=== YOUR INSTRUCTIONS ===
Copy every line of the items below word for word, but leave out the pictures.

=== Layout coordinate data ===
━━━━━━━━━━━━━━━━━━━━━━━━━━━━━━

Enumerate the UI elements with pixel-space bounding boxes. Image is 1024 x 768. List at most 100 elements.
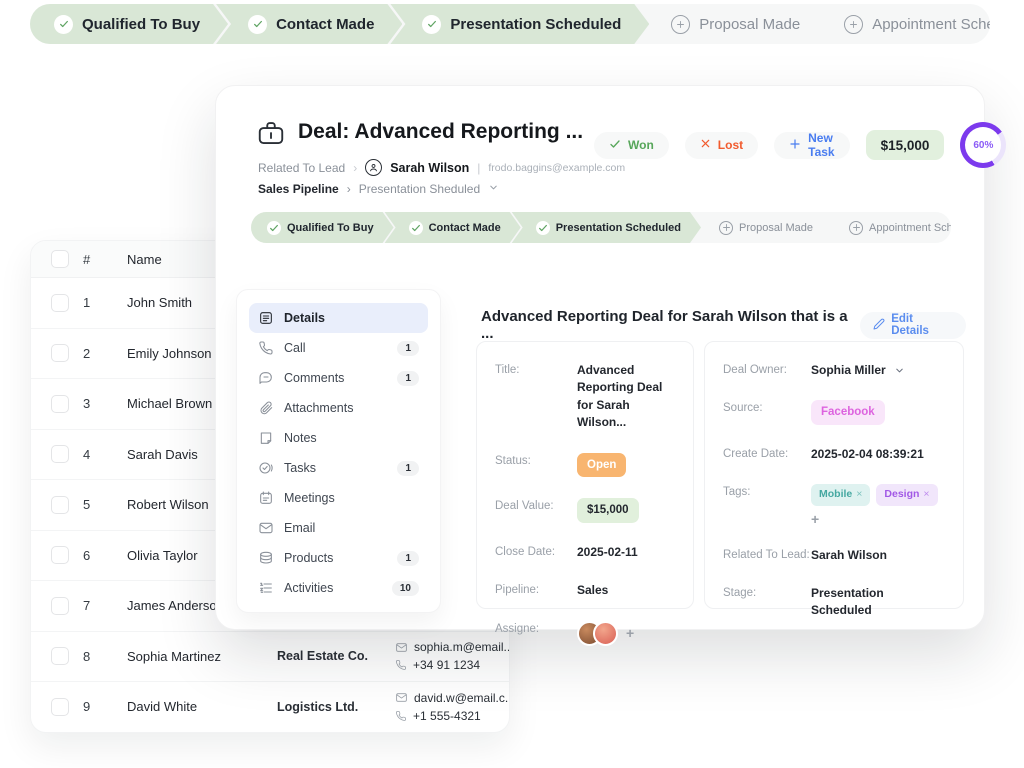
lead-breadcrumb: Related To Lead › Sarah Wilson | frodo.b… xyxy=(258,159,625,176)
row-checkbox-cell xyxy=(31,294,83,312)
chevron-right-icon: › xyxy=(347,182,351,196)
plus-circle-icon xyxy=(844,15,863,34)
row-checkbox[interactable] xyxy=(51,496,69,514)
sidebar-item-details[interactable]: Details xyxy=(249,303,428,333)
plus-circle-icon xyxy=(849,221,863,235)
phone-icon xyxy=(395,710,407,722)
field-label: Source: xyxy=(723,400,811,414)
row-checkbox[interactable] xyxy=(51,647,69,665)
sidebar-item-notes[interactable]: Notes xyxy=(249,423,428,453)
sidebar-item-label: Tasks xyxy=(284,461,316,475)
field-title: Title:Advanced Reporting Deal for Sarah … xyxy=(495,362,675,432)
field-assigne: Assigne: + xyxy=(495,621,675,646)
check-icon xyxy=(248,15,267,34)
field-value: 2025-02-11 xyxy=(577,544,638,561)
row-number: 2 xyxy=(83,346,127,361)
pipeline-stage-presentation-scheduled[interactable]: Presentation Scheduled xyxy=(512,212,701,243)
count-badge: 1 xyxy=(397,341,419,356)
call-icon xyxy=(258,340,274,356)
table-row[interactable]: 9David WhiteLogistics Ltd.david.w@email.… xyxy=(31,682,509,733)
sidebar-item-label: Details xyxy=(284,311,325,325)
edit-details-button[interactable]: Edit Details xyxy=(860,312,966,339)
lost-button[interactable]: Lost xyxy=(685,132,758,159)
sidebar-item-attachments[interactable]: Attachments xyxy=(249,393,428,423)
remove-tag-icon[interactable]: × xyxy=(923,488,929,500)
sidebar-item-email[interactable]: Email xyxy=(249,513,428,543)
lost-label: Lost xyxy=(718,138,743,152)
badge-15-000: $15,000 xyxy=(577,498,639,523)
check-icon xyxy=(536,221,550,235)
table-row[interactable]: 8Sophia MartinezReal Estate Co.sophia.m@… xyxy=(31,632,509,683)
count-badge: 1 xyxy=(397,551,419,566)
row-checkbox[interactable] xyxy=(51,546,69,564)
crm-screen: Qualified To BuyContact MadePresentation… xyxy=(0,0,1024,768)
add-assignee-button[interactable]: + xyxy=(626,626,634,640)
row-checkbox[interactable] xyxy=(51,344,69,362)
new-task-button[interactable]: New Task xyxy=(774,132,849,159)
stage-label: Appointment Scheduled xyxy=(872,16,990,33)
sidebar-item-activities[interactable]: Activities10 xyxy=(249,573,428,603)
field-close-date: Close Date:2025-02-11 xyxy=(495,544,675,561)
stage-label: Contact Made xyxy=(429,222,501,234)
deal-owner-dropdown[interactable]: Sophia Miller xyxy=(811,362,905,379)
field-value: Facebook xyxy=(811,400,885,425)
company-name: Real Estate Co. xyxy=(277,649,395,663)
row-checkbox[interactable] xyxy=(51,294,69,312)
plus-circle-icon xyxy=(719,221,733,235)
row-number: 6 xyxy=(83,548,127,563)
field-value: Sarah Wilson xyxy=(811,547,887,564)
phone-icon xyxy=(395,659,407,671)
email-line: david.w@email.c... xyxy=(395,691,510,705)
sidebar-item-call[interactable]: Call1 xyxy=(249,333,428,363)
sidebar-item-label: Meetings xyxy=(284,491,335,505)
sidebar-item-tasks[interactable]: Tasks1 xyxy=(249,453,428,483)
lead-name-link[interactable]: Sarah Wilson xyxy=(390,161,469,175)
row-checkbox-cell xyxy=(31,496,83,514)
tag-mobile[interactable]: Mobile× xyxy=(811,484,870,505)
add-tag-button[interactable]: + xyxy=(811,512,819,526)
stage-label: Qualified To Buy xyxy=(287,222,374,234)
pipeline-stage-qualified-to-buy[interactable]: Qualified To Buy xyxy=(30,4,228,44)
pipeline-stage-contact-made[interactable]: Contact Made xyxy=(216,4,402,44)
deal-title: Deal: Advanced Reporting ... xyxy=(298,120,583,144)
x-icon xyxy=(700,138,711,152)
field-create-date: Create Date:2025-02-04 08:39:21 xyxy=(723,446,945,463)
check-icon xyxy=(422,15,441,34)
chevron-down-icon[interactable] xyxy=(488,182,499,196)
sidebar-item-label: Attachments xyxy=(284,401,353,415)
sidebar-item-label: Activities xyxy=(284,581,333,595)
stage-name[interactable]: Presentation Sheduled xyxy=(359,182,480,196)
pipeline-stage-presentation-scheduled[interactable]: Presentation Scheduled xyxy=(390,4,649,44)
won-button[interactable]: Won xyxy=(594,132,669,159)
pipeline-stage-appointment-scheduled[interactable]: Appointment Scheduled xyxy=(822,4,990,44)
field-deal-owner: Deal Owner:Sophia Miller xyxy=(723,362,945,379)
pipeline-stage-proposal-made[interactable]: Proposal Made xyxy=(649,4,822,44)
sidebar-item-products[interactable]: Products1 xyxy=(249,543,428,573)
select-all-checkbox[interactable] xyxy=(51,250,69,268)
header-checkbox-cell xyxy=(31,250,83,268)
content-header: Advanced Reporting Deal for Sarah Wilson… xyxy=(481,308,966,342)
pipeline-stage-proposal-made[interactable]: Proposal Made xyxy=(701,212,831,243)
row-checkbox[interactable] xyxy=(51,445,69,463)
field-label: Title: xyxy=(495,362,577,376)
row-checkbox[interactable] xyxy=(51,597,69,615)
lead-avatar-icon xyxy=(365,159,382,176)
field-status: Status:Open xyxy=(495,453,675,478)
contact-name: David White xyxy=(127,699,277,714)
field-deal-value: Deal Value:$15,000 xyxy=(495,498,675,523)
row-checkbox-cell xyxy=(31,395,83,413)
field-label: Assigne: xyxy=(495,621,577,635)
sidebar-item-comments[interactable]: Comments1 xyxy=(249,363,428,393)
sidebar-item-meetings[interactable]: Meetings xyxy=(249,483,428,513)
pipeline-stage-contact-made[interactable]: Contact Made xyxy=(385,212,521,243)
remove-tag-icon[interactable]: × xyxy=(856,488,862,500)
pipeline-stage-qualified-to-buy[interactable]: Qualified To Buy xyxy=(251,212,394,243)
pipeline-stage-appointment-scheduled[interactable]: Appointment Scheduled xyxy=(831,212,951,243)
row-checkbox[interactable] xyxy=(51,395,69,413)
deal-sidebar: DetailsCall1Comments1AttachmentsNotesTas… xyxy=(236,289,441,613)
contact-info: sophia.m@email....+34 91 1234 xyxy=(395,640,510,672)
row-checkbox[interactable] xyxy=(51,698,69,716)
tag-design[interactable]: Design× xyxy=(876,484,937,505)
field-value: Sales xyxy=(577,582,608,599)
row-number: 3 xyxy=(83,396,127,411)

━━━━━━━━━━━━━━━━━━━━━━━━━━━━━━

=== RESPONSE TO THIS EXERCISE ===
Enumerate the UI elements with pixel-space bounding boxes. Image is 1024 x 768. List at most 100 elements.
lead-breadcrumb: Related To Lead › Sarah Wilson | frodo.b… xyxy=(258,159,625,176)
row-checkbox-cell xyxy=(31,294,83,312)
chevron-right-icon: › xyxy=(347,182,351,196)
plus-circle-icon xyxy=(844,15,863,34)
row-checkbox[interactable] xyxy=(51,496,69,514)
sidebar-item-details[interactable]: Details xyxy=(249,303,428,333)
plus-circle-icon xyxy=(849,221,863,235)
phone-icon xyxy=(395,710,407,722)
field-label: Source: xyxy=(723,400,811,414)
row-checkbox[interactable] xyxy=(51,647,69,665)
sidebar-item-notes[interactable]: Notes xyxy=(249,423,428,453)
sidebar-item-label: Tasks xyxy=(284,461,316,475)
field-title: Title:Advanced Reporting Deal for Sarah … xyxy=(495,362,675,432)
field-assigne: Assigne: + xyxy=(495,621,675,646)
check-icon xyxy=(248,15,267,34)
field-value: 2025-02-11 xyxy=(577,544,638,561)
row-number: 2 xyxy=(83,346,127,361)
pipeline-stage-presentation-scheduled[interactable]: Presentation Scheduled xyxy=(512,212,701,243)
count-badge: 1 xyxy=(397,341,419,356)
call-icon xyxy=(258,340,274,356)
table-row[interactable]: 9David WhiteLogistics Ltd.david.w@email.… xyxy=(31,682,509,733)
sidebar-item-label: Details xyxy=(284,311,325,325)
edit-details-button[interactable]: Edit Details xyxy=(860,312,966,339)
lost-button[interactable]: Lost xyxy=(685,132,758,159)
sidebar-item-attachments[interactable]: Attachments xyxy=(249,393,428,423)
remove-tag-icon[interactable]: × xyxy=(923,488,929,500)
sidebar-item-email[interactable]: Email xyxy=(249,513,428,543)
lost-label: Lost xyxy=(718,138,743,152)
badge-15-000: $15,000 xyxy=(577,498,639,523)
check-icon xyxy=(536,221,550,235)
table-row[interactable]: 8Sophia MartinezReal Estate Co.sophia.m@… xyxy=(31,632,509,683)
count-badge: 1 xyxy=(397,551,419,566)
row-checkbox[interactable] xyxy=(51,546,69,564)
crm-screen: Qualified To BuyContact MadePresentation… xyxy=(0,0,1024,768)
add-assignee-button[interactable]: + xyxy=(626,626,634,640)
row-checkbox[interactable] xyxy=(51,344,69,362)
new-task-button[interactable]: New Task xyxy=(774,132,849,159)
stage-label: Appointment Scheduled xyxy=(872,16,990,33)
sidebar-item-activities[interactable]: Activities10 xyxy=(249,573,428,603)
field-close-date: Close Date:2025-02-11 xyxy=(495,544,675,561)
stage-label: Contact Made xyxy=(429,222,501,234)
deal-owner-dropdown[interactable]: Sophia Miller xyxy=(811,362,905,379)
field-value: Facebook xyxy=(811,400,885,425)
company-name: Real Estate Co. xyxy=(277,649,395,663)
row-checkbox[interactable] xyxy=(51,294,69,312)
plus-circle-icon xyxy=(719,221,733,235)
row-number: 6 xyxy=(83,548,127,563)
field-value: Sarah Wilson xyxy=(811,547,887,564)
phone-icon xyxy=(395,659,407,671)
email-line: david.w@email.c... xyxy=(395,691,510,705)
sidebar-item-call[interactable]: Call1 xyxy=(249,333,428,363)
sidebar-item-label: Meetings xyxy=(284,491,335,505)
sidebar-item-tasks[interactable]: Tasks1 xyxy=(249,453,428,483)
lead-name-link[interactable]: Sarah Wilson xyxy=(390,161,469,175)
row-checkbox-cell xyxy=(31,496,83,514)
tag-mobile[interactable]: Mobile× xyxy=(811,484,870,505)
add-tag-button[interactable]: + xyxy=(811,512,819,526)
stage-label: Qualified To Buy xyxy=(287,222,374,234)
pipeline-stage-qualified-to-buy[interactable]: Qualified To Buy xyxy=(30,4,228,44)
pipeline-stage-contact-made[interactable]: Contact Made xyxy=(216,4,402,44)
deal-title: Deal: Advanced Reporting ... xyxy=(298,120,583,144)
x-icon xyxy=(700,138,711,152)
field-create-date: Create Date:2025-02-04 08:39:21 xyxy=(723,446,945,463)
check-icon xyxy=(422,15,441,34)
chevron-down-icon[interactable] xyxy=(488,182,499,196)
sidebar-item-label: Attachments xyxy=(284,401,353,415)
sidebar-item-label: Activities xyxy=(284,581,333,595)
stage-name[interactable]: Presentation Sheduled xyxy=(359,182,480,196)
pipeline-stage-presentation-scheduled[interactable]: Presentation Scheduled xyxy=(390,4,649,44)
won-button[interactable]: Won xyxy=(594,132,669,159)
pipeline-stage-appointment-scheduled[interactable]: Appointment Scheduled xyxy=(822,4,990,44)
field-deal-owner: Deal Owner:Sophia Miller xyxy=(723,362,945,379)
pipeline-stage-proposal-made[interactable]: Proposal Made xyxy=(649,4,822,44)
sidebar-item-products[interactable]: Products1 xyxy=(249,543,428,573)
select-all-checkbox[interactable] xyxy=(51,250,69,268)
header-checkbox-cell xyxy=(31,250,83,268)
content-header: Advanced Reporting Deal for Sarah Wilson… xyxy=(481,308,966,342)
pipeline-stage-proposal-made[interactable]: Proposal Made xyxy=(701,212,831,243)
row-checkbox[interactable] xyxy=(51,445,69,463)
field-label: Title: xyxy=(495,362,577,376)
row-checkbox[interactable] xyxy=(51,597,69,615)
lead-avatar-icon xyxy=(365,159,382,176)
field-status: Status:Open xyxy=(495,453,675,478)
contact-name: David White xyxy=(127,699,277,714)
field-deal-value: Deal Value:$15,000 xyxy=(495,498,675,523)
row-checkbox-cell xyxy=(31,395,83,413)
field-label: Assigne: xyxy=(495,621,577,635)
sidebar-item-comments[interactable]: Comments1 xyxy=(249,363,428,393)
sidebar-item-meetings[interactable]: Meetings xyxy=(249,483,428,513)
pipeline-stage-contact-made[interactable]: Contact Made xyxy=(385,212,521,243)
remove-tag-icon[interactable]: × xyxy=(856,488,862,500)
pipeline-stage-qualified-to-buy[interactable]: Qualified To Buy xyxy=(251,212,394,243)
pipeline-stage-appointment-scheduled[interactable]: Appointment Scheduled xyxy=(831,212,951,243)
row-checkbox[interactable] xyxy=(51,395,69,413)
deal-sidebar: DetailsCall1Comments1AttachmentsNotesTas… xyxy=(236,289,441,613)
contact-info: sophia.m@email....+34 91 1234 xyxy=(395,640,510,672)
row-checkbox[interactable] xyxy=(51,698,69,716)
tag-design[interactable]: Design× xyxy=(876,484,937,505)
field-value: Sales xyxy=(577,582,608,599)
row-number: 3 xyxy=(83,396,127,411)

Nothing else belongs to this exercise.